WHAT TO WORK ON ::
Look through the lines below and extract any with the word "class".

Data records:

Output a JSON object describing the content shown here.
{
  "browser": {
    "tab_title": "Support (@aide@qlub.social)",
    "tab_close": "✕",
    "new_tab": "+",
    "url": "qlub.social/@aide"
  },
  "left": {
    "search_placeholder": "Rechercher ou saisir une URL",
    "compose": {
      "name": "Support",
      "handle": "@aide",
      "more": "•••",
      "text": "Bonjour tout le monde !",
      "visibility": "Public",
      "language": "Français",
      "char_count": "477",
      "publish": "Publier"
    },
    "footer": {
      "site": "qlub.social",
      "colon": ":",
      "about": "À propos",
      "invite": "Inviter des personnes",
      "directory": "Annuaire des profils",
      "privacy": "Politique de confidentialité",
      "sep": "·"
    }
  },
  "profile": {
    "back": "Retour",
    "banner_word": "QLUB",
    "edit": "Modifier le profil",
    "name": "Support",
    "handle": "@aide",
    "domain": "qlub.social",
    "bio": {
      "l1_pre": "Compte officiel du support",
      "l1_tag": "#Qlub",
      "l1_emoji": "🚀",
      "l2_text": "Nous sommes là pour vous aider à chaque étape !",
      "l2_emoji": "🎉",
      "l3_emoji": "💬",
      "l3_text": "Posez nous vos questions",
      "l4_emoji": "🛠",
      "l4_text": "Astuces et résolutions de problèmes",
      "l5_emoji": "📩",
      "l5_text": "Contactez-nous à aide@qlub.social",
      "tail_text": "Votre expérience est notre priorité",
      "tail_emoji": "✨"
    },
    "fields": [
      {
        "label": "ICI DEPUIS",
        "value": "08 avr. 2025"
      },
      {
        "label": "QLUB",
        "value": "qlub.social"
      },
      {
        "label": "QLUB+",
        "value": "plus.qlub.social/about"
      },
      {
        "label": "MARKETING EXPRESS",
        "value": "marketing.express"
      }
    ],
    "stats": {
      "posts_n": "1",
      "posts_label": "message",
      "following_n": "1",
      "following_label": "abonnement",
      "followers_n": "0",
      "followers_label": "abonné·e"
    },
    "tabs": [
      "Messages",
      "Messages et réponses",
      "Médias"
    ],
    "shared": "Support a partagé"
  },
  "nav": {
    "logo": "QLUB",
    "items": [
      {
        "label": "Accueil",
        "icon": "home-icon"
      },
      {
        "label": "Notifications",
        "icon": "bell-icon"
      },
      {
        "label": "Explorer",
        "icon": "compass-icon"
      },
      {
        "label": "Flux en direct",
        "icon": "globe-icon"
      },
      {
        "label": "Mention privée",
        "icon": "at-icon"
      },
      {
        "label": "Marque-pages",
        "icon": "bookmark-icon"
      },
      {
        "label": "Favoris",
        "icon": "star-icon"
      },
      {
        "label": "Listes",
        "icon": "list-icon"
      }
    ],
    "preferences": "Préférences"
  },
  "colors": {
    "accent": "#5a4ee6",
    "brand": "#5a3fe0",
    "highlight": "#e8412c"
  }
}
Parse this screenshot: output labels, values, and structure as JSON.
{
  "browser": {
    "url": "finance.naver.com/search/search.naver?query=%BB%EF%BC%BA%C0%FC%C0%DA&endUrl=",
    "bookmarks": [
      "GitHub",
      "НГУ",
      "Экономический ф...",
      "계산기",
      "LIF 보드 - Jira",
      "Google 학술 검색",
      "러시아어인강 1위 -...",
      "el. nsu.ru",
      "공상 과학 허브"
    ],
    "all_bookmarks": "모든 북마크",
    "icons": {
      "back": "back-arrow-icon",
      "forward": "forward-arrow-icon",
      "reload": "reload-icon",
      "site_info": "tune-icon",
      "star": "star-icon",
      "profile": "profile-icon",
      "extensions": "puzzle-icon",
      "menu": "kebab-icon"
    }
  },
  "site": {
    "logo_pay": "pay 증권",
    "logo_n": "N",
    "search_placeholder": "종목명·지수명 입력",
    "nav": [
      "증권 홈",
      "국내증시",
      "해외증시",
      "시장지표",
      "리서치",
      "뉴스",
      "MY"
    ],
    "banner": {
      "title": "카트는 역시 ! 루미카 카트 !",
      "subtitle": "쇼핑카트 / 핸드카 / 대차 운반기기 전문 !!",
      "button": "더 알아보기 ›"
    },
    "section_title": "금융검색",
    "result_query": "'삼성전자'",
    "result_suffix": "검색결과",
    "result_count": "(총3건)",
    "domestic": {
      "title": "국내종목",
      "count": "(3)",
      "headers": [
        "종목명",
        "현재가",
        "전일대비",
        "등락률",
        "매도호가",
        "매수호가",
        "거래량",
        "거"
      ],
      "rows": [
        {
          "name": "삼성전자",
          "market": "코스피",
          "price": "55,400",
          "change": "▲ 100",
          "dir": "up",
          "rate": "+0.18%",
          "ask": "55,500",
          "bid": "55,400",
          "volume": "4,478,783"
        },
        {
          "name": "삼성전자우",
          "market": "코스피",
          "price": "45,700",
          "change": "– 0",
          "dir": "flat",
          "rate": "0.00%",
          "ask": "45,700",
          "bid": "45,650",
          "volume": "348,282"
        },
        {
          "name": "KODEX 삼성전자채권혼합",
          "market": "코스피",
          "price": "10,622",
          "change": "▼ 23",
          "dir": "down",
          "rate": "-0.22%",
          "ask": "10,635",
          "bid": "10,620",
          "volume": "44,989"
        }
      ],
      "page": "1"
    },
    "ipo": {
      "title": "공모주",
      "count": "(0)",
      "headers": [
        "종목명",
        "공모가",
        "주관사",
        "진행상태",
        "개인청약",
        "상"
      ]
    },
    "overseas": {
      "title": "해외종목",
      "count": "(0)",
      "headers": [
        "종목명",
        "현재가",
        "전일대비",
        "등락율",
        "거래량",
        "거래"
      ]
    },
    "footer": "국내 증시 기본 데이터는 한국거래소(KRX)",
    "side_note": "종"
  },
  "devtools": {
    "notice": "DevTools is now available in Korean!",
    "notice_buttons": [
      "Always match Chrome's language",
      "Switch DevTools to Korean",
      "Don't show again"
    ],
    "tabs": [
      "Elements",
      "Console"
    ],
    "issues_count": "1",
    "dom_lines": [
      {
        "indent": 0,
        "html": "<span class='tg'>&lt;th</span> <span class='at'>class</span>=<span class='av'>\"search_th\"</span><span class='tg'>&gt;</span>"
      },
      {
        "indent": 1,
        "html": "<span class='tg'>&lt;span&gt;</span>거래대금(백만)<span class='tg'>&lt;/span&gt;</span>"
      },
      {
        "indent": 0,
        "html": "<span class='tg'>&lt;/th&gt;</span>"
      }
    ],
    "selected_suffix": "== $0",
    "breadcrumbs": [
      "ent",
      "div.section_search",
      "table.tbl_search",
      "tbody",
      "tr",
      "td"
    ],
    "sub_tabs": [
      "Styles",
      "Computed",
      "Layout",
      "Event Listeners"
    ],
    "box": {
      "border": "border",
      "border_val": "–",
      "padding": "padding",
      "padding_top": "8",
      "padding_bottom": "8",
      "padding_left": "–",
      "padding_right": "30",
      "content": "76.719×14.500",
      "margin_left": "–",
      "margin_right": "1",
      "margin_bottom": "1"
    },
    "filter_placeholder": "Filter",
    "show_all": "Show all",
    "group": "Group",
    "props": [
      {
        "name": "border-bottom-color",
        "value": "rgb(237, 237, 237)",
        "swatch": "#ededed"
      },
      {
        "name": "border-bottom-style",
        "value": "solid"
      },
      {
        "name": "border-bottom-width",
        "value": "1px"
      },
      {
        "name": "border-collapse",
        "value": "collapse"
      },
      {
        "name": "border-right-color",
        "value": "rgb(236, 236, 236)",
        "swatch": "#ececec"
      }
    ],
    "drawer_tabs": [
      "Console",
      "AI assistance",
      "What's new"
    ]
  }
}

OUTPUT FOR THIS TASK ::
        "html": "<span class='tg'>&lt;th</span> <span class='at'>class</span>=<span class='av'>\"search_th\"</span><span class='tg'>&gt;</span>"
        "html": "<span class='tg'>&lt;span&gt;</span>거래대금(백만)<span class='tg'>&lt;/span&gt;</span>"
        "html": "<span class='tg'>&lt;/th&gt;</span>"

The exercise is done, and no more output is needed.